___ MATERIAL FOR THIS EXERCISE ___

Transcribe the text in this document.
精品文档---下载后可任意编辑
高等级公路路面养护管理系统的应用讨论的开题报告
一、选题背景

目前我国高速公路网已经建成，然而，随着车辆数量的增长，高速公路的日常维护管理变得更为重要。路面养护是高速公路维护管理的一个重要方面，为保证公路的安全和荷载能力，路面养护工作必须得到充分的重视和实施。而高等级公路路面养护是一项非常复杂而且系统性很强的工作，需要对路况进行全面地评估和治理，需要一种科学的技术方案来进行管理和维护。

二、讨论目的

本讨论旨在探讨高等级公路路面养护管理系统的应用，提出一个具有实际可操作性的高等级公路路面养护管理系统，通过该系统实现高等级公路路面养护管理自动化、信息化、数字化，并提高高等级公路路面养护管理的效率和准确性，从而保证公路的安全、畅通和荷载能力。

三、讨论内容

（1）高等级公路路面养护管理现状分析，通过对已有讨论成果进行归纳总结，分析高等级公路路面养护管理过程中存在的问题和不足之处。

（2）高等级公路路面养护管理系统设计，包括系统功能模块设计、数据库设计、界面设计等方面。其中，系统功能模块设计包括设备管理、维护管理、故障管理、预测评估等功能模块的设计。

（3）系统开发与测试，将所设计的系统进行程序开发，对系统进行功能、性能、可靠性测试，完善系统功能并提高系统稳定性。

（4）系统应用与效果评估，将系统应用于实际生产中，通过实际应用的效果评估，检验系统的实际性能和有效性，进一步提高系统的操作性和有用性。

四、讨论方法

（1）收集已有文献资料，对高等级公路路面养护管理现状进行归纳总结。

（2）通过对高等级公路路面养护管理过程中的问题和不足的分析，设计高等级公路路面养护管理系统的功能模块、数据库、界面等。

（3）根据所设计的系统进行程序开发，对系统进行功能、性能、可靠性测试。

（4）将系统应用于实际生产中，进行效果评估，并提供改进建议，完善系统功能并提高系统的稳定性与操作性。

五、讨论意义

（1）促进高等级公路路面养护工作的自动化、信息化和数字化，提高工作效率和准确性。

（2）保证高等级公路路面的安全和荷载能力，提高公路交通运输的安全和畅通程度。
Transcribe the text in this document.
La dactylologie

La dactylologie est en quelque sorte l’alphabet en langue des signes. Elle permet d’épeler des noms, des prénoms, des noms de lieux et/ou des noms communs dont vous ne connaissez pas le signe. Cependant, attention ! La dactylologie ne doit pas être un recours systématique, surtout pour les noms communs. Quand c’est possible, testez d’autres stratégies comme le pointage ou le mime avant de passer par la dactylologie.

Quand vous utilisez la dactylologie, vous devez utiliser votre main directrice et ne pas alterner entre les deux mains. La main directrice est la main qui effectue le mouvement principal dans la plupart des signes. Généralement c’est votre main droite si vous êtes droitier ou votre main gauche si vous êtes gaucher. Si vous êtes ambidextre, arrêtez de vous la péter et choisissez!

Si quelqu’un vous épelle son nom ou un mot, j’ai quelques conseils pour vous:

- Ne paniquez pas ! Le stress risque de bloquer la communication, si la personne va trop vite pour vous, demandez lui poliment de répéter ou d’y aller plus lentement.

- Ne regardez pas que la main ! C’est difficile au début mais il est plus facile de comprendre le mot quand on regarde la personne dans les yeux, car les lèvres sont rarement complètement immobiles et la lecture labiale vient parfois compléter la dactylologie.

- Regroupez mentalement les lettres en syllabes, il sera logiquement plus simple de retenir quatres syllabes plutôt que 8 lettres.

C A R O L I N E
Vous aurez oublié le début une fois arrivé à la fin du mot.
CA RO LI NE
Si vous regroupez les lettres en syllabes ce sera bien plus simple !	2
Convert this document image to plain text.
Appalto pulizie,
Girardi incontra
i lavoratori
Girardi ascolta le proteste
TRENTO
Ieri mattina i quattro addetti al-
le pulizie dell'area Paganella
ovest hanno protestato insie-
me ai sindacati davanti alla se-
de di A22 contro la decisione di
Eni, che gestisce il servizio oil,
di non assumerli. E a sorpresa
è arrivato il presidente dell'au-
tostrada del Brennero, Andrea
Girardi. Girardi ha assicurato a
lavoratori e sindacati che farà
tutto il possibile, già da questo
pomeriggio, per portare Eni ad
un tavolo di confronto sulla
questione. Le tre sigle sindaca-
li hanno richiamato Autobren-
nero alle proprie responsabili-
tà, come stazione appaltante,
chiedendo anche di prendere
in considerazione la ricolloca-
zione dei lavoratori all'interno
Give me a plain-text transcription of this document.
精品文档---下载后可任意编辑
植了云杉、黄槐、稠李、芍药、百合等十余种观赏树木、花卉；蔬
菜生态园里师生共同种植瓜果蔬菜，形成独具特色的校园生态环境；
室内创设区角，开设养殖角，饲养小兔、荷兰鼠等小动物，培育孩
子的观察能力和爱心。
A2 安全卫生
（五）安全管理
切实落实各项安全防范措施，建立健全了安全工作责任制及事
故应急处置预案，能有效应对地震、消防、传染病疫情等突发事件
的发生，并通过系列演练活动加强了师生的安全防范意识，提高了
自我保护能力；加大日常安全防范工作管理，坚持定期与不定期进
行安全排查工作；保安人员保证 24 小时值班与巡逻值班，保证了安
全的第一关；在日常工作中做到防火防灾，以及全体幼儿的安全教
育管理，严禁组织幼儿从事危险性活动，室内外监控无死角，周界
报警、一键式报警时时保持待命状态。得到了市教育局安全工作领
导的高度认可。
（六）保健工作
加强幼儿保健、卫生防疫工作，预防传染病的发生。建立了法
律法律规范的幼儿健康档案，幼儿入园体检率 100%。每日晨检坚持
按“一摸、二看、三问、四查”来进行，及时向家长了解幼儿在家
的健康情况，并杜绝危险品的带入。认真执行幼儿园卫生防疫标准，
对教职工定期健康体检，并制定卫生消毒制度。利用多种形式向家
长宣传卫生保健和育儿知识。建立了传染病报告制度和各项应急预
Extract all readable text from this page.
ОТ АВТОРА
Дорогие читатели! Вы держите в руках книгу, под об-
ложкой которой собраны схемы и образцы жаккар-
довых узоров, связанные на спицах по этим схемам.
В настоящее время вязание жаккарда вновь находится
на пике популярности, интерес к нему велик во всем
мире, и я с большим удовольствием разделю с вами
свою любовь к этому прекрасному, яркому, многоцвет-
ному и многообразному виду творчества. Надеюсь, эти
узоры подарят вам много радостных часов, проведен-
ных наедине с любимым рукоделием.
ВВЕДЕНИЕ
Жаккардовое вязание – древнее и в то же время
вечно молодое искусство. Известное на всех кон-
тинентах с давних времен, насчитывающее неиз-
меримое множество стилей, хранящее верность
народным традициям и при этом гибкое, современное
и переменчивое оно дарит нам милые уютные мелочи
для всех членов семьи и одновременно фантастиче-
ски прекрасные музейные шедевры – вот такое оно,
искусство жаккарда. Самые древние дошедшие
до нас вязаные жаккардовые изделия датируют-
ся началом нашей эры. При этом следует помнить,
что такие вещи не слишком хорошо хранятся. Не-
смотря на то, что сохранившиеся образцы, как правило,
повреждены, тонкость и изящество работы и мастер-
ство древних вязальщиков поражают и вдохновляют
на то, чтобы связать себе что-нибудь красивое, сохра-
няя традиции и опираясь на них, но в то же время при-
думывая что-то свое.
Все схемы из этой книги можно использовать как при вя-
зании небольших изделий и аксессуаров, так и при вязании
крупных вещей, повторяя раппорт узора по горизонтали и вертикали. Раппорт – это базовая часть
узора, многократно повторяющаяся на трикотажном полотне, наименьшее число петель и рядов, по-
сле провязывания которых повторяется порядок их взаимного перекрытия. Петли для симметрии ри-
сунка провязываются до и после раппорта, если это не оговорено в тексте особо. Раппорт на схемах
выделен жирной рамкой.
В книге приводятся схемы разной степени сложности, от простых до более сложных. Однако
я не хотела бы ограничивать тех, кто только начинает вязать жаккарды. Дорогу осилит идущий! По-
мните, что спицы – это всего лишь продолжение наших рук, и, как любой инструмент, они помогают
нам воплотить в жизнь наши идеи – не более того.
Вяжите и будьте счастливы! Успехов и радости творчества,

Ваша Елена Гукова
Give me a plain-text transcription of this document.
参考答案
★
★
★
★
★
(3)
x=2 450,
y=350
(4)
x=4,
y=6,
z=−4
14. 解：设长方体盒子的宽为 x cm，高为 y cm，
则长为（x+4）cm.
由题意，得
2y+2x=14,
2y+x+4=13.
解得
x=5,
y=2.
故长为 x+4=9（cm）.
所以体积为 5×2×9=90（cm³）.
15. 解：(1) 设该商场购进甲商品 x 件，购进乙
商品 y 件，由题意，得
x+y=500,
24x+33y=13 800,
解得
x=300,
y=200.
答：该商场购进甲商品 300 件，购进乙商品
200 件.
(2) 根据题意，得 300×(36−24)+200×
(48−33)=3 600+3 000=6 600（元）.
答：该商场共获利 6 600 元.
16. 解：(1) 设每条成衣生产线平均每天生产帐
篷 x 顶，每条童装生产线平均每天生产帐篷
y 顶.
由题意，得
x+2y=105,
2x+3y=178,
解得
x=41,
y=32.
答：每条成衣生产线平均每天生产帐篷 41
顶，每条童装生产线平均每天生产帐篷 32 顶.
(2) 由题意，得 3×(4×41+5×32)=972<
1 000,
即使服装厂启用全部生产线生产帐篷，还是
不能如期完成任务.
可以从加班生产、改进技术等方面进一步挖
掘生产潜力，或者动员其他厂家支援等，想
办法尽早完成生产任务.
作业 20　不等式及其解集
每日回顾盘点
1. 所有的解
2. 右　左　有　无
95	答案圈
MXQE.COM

___

■ WHAT YOU SHOULD DO: The word "personne" may occur in lines of the records. Report how many such lines there are, giving only the number.

■ RESULT FOR THIS TASK: 2